Un errore che non è un dettaglio: un giorno qualunque entra in corsia e ne esce una frattura di fiducia. In un grande ospedale, dove cerchi certezze e cura, una catena di sviste può togliere mesi a una vita e aggiungere dubbi a tutti noi.
Capita di affidarsi all’ospedale come a una casa. Linee chiare, camici bianchi, voci basse. Poi arriva una notizia che spiazza. All’Istituto dei Tumori, una donna racconta di un’operazione sbagliata. Dice che le hanno tolto utero e ovaie. Dice di aver fatto chemioterapia senza motivo. E che il vero paziente con il tumore era un uomo. Il caso parte da uno scambio di campioni ammesso dalla direttrice Montella. Ma qui, spiegano, c’è molto di più.
Tempi, passaggi, responsabilità: tutto conta. La paziente parla di quattro mesi persi. Quattro mesi in cui le cure salvavita sono rimaste ferme per chi ne aveva bisogno. Quattro mesi in cui un corpo sano ha subito trattamenti invasivi. La direzione porge le scuse e assicura che “pagherà l’assicurazione”. Il sindacato, invece, punta il dito sulla “gestione politica” del prestigioso ospedale. Due linguaggi diversi, stessa ferita.
Cosa è successo e cosa sappiamo
Fin qui i fatti riportati: c’è un errore iniziale sui referti istologici, ammesso dall’ospedale. C’è un intervento radicale sulla donna e una terapia iniziata sulla base di dati ritenuti corretti al momento. Mancano però dettagli ufficiali su ogni snodo della catena di controllo: chi ha etichettato il campione, chi lo ha verificato, quando e come si è generata la confusione tra pazienti. In assenza di atti pubblici, restano dichiarazioni, indagini interne e un dolore concreto.
È utile ricordare un punto semplice: gli ospedali hanno procedure per evitare tutto questo. Doppia identificazione del paziente, tracciabilità dei campioni, “time-out” in sala operatoria, riconciliazione clinica prima di ogni passo irreversibile. Sono standard di sicurezza noti e verificabili. Quando uno solo di questi anelli cede, il rischio sale. Quando cedono più anelli, si apre un varco.

----

Consegna:
Estrai senza modifiche dal testo sull'errore in ospedale la parte che si apre con le parole contenenti "Un errore che" e si chiude con "molto di più.".

Dati mostrati:

----

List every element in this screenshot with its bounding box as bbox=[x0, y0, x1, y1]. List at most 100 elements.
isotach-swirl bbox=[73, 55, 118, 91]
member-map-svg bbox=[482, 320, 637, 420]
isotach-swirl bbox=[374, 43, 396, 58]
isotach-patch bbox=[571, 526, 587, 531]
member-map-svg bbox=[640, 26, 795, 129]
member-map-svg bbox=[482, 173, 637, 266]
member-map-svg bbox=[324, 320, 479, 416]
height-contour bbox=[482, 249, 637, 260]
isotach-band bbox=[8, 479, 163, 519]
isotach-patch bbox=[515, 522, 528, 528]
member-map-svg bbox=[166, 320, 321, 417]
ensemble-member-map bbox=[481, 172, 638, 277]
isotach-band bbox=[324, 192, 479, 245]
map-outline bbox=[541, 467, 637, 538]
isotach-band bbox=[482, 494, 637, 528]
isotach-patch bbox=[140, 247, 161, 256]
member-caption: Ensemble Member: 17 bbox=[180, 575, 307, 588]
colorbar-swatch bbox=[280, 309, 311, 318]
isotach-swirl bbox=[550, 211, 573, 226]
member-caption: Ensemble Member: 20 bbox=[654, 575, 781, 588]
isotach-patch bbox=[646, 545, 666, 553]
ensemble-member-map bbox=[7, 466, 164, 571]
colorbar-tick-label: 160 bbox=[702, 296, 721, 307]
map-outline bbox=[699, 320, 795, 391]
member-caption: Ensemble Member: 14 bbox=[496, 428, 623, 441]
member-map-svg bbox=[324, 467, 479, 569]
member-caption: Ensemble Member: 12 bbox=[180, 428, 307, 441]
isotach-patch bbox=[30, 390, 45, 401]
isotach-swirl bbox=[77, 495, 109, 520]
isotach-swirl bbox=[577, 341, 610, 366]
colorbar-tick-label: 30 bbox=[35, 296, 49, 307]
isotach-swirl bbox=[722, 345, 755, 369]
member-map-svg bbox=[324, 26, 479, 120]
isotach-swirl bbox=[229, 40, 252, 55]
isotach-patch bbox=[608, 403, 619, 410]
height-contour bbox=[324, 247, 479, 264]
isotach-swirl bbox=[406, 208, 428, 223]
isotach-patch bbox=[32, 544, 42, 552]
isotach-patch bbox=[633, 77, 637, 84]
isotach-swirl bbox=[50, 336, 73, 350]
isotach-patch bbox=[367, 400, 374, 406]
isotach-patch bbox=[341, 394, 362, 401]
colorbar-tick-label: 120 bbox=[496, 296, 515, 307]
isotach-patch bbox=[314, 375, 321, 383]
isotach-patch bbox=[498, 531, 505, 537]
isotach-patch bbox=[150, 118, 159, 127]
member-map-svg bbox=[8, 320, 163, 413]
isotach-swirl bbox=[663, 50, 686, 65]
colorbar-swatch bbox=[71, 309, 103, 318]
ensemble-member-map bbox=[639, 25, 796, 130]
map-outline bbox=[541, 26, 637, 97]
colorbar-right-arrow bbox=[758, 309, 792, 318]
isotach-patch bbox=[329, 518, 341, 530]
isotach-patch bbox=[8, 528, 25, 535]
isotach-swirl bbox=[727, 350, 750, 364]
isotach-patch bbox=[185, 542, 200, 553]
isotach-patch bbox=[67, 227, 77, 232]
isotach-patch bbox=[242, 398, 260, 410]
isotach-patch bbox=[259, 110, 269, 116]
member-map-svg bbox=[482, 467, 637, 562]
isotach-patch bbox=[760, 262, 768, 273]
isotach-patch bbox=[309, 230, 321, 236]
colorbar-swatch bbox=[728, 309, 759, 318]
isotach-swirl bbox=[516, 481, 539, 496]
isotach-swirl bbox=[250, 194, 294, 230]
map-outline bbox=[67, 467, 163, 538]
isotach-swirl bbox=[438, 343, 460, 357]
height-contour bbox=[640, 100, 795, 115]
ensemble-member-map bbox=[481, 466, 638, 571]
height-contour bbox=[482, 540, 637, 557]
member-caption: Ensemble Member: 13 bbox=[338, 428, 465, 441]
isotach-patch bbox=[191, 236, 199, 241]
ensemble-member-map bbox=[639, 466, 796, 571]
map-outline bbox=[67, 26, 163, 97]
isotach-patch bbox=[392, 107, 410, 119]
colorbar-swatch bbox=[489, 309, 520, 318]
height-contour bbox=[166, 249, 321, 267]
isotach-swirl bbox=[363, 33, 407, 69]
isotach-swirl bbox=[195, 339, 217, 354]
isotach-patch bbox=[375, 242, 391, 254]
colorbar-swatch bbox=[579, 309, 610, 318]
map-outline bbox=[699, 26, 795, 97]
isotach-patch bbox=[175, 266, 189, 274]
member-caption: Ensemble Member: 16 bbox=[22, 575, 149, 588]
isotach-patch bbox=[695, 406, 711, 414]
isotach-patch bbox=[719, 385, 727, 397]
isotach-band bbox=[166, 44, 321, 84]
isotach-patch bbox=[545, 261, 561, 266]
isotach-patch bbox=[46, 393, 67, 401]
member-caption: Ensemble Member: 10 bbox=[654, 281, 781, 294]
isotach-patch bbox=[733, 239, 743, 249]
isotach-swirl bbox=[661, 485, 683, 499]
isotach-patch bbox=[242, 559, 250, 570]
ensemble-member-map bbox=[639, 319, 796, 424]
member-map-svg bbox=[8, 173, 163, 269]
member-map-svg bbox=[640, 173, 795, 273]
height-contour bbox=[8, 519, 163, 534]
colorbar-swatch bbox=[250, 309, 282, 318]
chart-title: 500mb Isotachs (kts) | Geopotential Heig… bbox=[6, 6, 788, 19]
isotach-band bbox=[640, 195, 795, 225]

----

Risposta:
Un errore che non è un dettaglio: un giorno qualunque entra in corsia e ne esce una frattura di fiducia. In un grande ospedale, dove cerchi certezze e cura, una catena di sviste può togliere mesi a una vita e aggiungere dubbi a tutti noi.
Capita di affidarsi all’ospedale come a una casa. Linee chiare, camici bianchi, voci basse. Poi arriva una notizia che spiazza. All’Istituto dei Tumori, una donna racconta di un’operazione sbagliata. Dice che le hanno tolto utero e ovaie. Dice di aver fatto chemioterapia senza motivo. E che il vero paziente con il tumore era un uomo. Il caso parte da uno scambio di campioni ammesso dalla direttrice Montella. Ma qui, spiegano, c’è molto di più.